## WRITTEN TASK
Pull out from the material below all lines with "Jobs".

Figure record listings
Start

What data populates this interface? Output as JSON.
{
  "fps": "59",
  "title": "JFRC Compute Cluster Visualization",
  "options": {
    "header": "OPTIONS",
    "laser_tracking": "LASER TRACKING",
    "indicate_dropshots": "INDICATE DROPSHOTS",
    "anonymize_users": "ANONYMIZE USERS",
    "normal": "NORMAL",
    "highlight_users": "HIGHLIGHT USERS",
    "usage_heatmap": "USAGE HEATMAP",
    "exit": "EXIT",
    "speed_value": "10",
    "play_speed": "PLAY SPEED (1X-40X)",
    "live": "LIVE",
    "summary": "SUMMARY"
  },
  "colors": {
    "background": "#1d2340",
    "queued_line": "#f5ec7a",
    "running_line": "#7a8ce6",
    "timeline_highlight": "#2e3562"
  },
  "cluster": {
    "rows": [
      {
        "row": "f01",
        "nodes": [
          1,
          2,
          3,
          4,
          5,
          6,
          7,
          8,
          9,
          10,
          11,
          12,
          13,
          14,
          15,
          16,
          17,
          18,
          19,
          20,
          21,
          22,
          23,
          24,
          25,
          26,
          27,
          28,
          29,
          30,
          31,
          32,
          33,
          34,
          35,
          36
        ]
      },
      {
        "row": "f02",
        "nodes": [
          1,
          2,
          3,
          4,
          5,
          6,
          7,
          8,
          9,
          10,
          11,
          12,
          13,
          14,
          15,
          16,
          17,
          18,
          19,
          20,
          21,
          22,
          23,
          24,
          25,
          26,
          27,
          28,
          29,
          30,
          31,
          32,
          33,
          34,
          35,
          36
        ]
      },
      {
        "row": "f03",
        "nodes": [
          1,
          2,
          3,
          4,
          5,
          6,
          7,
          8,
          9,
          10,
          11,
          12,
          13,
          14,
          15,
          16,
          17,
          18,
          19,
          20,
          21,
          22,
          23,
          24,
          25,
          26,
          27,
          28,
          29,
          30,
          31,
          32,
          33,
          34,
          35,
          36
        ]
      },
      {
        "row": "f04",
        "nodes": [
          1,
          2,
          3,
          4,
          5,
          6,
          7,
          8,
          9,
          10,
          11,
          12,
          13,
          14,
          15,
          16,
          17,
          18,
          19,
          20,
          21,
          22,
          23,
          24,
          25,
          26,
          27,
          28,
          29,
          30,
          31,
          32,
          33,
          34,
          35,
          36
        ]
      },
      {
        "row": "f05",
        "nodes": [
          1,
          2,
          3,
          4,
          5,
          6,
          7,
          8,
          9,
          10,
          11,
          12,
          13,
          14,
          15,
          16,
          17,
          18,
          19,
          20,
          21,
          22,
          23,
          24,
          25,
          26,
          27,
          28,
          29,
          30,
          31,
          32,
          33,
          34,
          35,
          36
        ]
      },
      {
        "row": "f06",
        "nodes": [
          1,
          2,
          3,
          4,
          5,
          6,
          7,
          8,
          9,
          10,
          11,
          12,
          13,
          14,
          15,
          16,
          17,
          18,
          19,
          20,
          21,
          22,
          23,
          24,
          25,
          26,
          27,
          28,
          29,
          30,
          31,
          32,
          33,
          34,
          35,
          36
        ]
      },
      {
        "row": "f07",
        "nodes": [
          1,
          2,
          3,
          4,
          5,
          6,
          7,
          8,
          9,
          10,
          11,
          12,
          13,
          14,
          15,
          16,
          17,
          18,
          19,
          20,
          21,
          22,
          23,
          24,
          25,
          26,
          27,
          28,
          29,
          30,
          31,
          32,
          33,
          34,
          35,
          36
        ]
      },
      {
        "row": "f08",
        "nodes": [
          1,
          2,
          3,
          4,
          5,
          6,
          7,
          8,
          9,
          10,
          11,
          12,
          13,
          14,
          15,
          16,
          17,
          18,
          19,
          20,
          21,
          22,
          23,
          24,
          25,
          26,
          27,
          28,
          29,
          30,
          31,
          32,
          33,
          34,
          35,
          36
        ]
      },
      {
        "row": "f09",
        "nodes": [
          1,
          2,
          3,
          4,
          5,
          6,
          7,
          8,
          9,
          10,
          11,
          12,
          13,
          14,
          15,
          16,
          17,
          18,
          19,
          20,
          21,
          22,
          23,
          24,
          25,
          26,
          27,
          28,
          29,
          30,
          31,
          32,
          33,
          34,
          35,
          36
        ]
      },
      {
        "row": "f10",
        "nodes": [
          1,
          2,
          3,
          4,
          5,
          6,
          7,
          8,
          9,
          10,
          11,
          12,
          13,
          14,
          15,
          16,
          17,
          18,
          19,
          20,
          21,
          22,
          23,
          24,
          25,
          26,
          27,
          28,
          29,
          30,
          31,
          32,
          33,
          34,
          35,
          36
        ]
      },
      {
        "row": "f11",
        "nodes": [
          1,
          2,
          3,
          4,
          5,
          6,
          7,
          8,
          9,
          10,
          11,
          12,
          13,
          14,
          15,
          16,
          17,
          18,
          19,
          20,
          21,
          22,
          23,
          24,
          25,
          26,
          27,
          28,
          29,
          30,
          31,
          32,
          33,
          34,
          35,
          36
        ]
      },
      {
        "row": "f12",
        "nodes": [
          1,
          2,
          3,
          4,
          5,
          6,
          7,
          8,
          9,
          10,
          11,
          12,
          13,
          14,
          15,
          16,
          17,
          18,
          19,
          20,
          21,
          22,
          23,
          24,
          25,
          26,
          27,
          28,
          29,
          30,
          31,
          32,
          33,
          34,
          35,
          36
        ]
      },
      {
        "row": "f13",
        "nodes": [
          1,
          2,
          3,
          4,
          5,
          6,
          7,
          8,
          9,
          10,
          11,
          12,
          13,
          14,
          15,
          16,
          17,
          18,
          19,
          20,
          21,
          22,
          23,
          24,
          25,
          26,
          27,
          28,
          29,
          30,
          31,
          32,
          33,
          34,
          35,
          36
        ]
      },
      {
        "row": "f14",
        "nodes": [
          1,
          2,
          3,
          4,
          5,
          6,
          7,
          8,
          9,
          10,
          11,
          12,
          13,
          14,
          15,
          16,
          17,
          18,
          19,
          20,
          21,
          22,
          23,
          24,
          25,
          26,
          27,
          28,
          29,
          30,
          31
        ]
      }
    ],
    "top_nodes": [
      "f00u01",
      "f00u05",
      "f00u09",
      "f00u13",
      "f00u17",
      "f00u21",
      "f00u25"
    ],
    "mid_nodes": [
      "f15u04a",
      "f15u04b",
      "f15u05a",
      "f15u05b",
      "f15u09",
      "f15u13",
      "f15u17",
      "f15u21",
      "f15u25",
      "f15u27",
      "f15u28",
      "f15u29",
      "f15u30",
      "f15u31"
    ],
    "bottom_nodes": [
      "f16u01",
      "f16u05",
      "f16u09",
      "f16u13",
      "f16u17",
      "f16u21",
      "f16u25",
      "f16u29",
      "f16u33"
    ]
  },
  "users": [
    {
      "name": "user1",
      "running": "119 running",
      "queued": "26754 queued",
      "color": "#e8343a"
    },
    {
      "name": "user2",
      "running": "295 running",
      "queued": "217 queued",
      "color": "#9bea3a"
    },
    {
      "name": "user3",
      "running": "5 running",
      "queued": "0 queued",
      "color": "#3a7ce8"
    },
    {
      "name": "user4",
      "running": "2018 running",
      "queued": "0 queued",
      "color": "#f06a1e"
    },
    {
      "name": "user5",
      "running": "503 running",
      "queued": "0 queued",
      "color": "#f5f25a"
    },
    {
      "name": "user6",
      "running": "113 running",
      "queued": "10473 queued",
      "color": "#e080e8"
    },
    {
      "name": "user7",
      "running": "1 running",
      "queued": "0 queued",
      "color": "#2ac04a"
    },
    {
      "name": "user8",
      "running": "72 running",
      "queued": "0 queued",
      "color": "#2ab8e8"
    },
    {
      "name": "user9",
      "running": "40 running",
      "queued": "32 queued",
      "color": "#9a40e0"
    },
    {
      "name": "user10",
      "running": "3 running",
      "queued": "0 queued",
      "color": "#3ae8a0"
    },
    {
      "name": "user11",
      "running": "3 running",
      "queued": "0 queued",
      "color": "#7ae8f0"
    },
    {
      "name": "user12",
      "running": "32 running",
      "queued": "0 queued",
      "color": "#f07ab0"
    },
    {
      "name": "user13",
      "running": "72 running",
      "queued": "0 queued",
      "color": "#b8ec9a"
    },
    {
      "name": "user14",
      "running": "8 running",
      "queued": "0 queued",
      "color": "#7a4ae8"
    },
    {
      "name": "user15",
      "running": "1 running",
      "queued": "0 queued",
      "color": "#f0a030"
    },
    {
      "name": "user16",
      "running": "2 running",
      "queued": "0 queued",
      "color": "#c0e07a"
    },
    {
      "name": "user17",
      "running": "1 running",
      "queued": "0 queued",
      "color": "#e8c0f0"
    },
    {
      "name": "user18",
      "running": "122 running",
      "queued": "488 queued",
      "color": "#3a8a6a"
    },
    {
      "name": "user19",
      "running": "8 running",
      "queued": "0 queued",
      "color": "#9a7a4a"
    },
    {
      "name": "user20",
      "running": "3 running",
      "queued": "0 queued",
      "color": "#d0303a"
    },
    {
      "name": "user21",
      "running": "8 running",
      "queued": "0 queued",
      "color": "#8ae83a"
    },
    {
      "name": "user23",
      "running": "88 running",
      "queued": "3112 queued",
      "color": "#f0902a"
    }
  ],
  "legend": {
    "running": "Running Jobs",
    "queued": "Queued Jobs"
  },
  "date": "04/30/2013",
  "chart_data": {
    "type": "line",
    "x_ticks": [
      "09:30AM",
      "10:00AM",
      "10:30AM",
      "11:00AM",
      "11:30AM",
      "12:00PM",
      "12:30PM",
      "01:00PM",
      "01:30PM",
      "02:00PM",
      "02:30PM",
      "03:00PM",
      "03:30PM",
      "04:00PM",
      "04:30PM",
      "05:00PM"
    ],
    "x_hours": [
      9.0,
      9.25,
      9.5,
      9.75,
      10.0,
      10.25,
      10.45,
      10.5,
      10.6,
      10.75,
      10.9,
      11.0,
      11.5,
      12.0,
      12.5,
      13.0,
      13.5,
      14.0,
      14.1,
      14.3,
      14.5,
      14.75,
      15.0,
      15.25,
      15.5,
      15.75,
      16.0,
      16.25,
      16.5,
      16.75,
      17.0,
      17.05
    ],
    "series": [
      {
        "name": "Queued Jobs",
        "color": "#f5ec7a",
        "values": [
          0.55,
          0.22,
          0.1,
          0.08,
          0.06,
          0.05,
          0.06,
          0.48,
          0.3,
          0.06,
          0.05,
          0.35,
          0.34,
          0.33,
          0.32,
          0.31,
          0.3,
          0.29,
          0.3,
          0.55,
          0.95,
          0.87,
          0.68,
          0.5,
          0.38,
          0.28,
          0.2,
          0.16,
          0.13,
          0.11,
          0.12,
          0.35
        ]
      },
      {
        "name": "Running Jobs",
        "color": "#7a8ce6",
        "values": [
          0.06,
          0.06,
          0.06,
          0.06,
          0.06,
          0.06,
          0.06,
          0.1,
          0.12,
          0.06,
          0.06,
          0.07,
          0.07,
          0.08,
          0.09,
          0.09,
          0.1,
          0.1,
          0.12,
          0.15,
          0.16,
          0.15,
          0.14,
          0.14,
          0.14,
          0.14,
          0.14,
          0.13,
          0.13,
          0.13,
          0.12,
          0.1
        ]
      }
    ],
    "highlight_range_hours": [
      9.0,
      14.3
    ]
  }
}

End

## ANSWER BELOW
    "running": "Running Jobs",
    "queued": "Queued Jobs"
        "name": "Queued Jobs",
        "name": "Running Jobs",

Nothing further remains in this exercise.